• INFORMATION PROVIDED:

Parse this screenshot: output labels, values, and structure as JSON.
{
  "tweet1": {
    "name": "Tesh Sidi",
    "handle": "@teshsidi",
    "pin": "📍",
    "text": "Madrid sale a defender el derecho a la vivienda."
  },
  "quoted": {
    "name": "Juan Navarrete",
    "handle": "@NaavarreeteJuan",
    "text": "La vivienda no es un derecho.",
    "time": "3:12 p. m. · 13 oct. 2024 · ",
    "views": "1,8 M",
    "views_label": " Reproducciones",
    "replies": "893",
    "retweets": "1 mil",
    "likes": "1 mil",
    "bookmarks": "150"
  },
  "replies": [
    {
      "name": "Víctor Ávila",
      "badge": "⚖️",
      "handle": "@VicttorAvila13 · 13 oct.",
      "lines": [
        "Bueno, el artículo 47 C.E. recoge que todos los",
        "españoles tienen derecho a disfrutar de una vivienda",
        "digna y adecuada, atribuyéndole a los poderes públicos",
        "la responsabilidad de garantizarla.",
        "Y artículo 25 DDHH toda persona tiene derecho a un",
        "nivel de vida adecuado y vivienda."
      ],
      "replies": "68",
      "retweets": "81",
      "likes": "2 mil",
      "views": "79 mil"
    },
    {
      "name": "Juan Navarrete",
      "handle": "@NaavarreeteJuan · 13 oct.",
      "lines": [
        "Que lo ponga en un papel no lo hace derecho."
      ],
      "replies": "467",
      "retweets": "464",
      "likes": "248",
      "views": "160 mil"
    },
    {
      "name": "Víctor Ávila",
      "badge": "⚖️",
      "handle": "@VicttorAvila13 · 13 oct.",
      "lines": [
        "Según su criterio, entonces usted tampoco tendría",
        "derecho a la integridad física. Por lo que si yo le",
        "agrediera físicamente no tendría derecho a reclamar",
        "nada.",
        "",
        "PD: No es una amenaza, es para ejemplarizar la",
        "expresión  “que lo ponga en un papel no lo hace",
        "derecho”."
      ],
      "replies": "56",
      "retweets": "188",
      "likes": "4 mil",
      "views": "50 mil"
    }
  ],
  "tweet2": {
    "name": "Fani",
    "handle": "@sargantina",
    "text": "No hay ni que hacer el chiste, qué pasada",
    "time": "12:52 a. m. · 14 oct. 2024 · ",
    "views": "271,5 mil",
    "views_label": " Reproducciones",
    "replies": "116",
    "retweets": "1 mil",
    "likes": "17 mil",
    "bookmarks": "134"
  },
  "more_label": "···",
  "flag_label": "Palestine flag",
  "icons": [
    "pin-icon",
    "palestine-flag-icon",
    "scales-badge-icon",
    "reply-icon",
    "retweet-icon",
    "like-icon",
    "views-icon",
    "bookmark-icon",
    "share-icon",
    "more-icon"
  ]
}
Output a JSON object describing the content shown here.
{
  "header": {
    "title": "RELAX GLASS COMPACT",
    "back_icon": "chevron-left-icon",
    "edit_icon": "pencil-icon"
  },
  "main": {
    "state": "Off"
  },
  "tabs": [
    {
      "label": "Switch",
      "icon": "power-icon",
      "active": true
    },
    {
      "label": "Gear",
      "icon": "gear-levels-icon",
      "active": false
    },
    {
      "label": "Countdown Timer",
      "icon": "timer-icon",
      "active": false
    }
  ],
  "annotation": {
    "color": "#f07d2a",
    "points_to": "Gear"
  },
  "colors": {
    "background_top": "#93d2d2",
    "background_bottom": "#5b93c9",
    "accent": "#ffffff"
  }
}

• GIVEN PROBLEM:
Copy the entries above exactly, leaving none out.

• EXERCISE ANSWER:
Parse this screenshot: output labels, values, and structure as JSON.
{
  "tweet1": {
    "name": "Tesh Sidi",
    "handle": "@teshsidi",
    "pin": "📍",
    "text": "Madrid sale a defender el derecho a la vivienda."
  },
  "quoted": {
    "name": "Juan Navarrete",
    "handle": "@NaavarreeteJuan",
    "text": "La vivienda no es un derecho.",
    "time": "3:12 p. m. · 13 oct. 2024 · ",
    "views": "1,8 M",
    "views_label": " Reproducciones",
    "replies": "893",
    "retweets": "1 mil",
    "likes": "1 mil",
    "bookmarks": "150"
  },
  "replies": [
    {
      "name": "Víctor Ávila",
      "badge": "⚖️",
      "handle": "@VicttorAvila13 · 13 oct.",
      "lines": [
        "Bueno, el artículo 47 C.E. recoge que todos los",
        "españoles tienen derecho a disfrutar de una vivienda",
        "digna y adecuada, atribuyéndole a los poderes públicos",
        "la responsabilidad de garantizarla.",
        "Y artículo 25 DDHH toda persona tiene derecho a un",
        "nivel de vida adecuado y vivienda."
      ],
      "replies": "68",
      "retweets": "81",
      "likes": "2 mil",
      "views": "79 mil"
    },
    {
      "name": "Juan Navarrete",
      "handle": "@NaavarreeteJuan · 13 oct.",
      "lines": [
        "Que lo ponga en un papel no lo hace derecho."
      ],
      "replies": "467",
      "retweets": "464",
      "likes": "248",
      "views": "160 mil"
    },
    {
      "name": "Víctor Ávila",
      "badge": "⚖️",
      "handle": "@VicttorAvila13 · 13 oct.",
      "lines": [
        "Según su criterio, entonces usted tampoco tendría",
        "derecho a la integridad física. Por lo que si yo le",
        "agrediera físicamente no tendría derecho a reclamar",
        "nada.",
        "",
        "PD: No es una amenaza, es para ejemplarizar la",
        "expresión  “que lo ponga en un papel no lo hace",
        "derecho”."
      ],
      "replies": "56",
      "retweets": "188",
      "likes": "4 mil",
      "views": "50 mil"
    }
  ],
  "tweet2": {
    "name": "Fani",
    "handle": "@sargantina",
    "text": "No hay ni que hacer el chiste, qué pasada",
    "time": "12:52 a. m. · 14 oct. 2024 · ",
    "views": "271,5 mil",
    "views_label": " Reproducciones",
    "replies": "116",
    "retweets": "1 mil",
    "likes": "17 mil",
    "bookmarks": "134"
  },
  "more_label": "···",
  "flag_label": "Palestine flag",
  "icons": [
    "pin-icon",
    "palestine-flag-icon",
    "scales-badge-icon",
    "reply-icon",
    "retweet-icon",
    "like-icon",
    "views-icon",
    "bookmark-icon",
    "share-icon",
    "more-icon"
  ]
}
Output a JSON object describing the content shown here.
{
  "header": {
    "title": "RELAX GLASS COMPACT",
    "back_icon": "chevron-left-icon",
    "edit_icon": "pencil-icon"
  },
  "main": {
    "state": "Off"
  },
  "tabs": [
    {
      "label": "Switch",
      "icon": "power-icon",
      "active": true
    },
    {
      "label": "Gear",
      "icon": "gear-levels-icon",
      "active": false
    },
    {
      "label": "Countdown Timer",
      "icon": "timer-icon",
      "active": false
    }
  ],
  "annotation": {
    "color": "#f07d2a",
    "points_to": "Gear"
  },
  "colors": {
    "background_top": "#93d2d2",
    "background_bottom": "#5b93c9",
    "accent": "#ffffff"
  }
}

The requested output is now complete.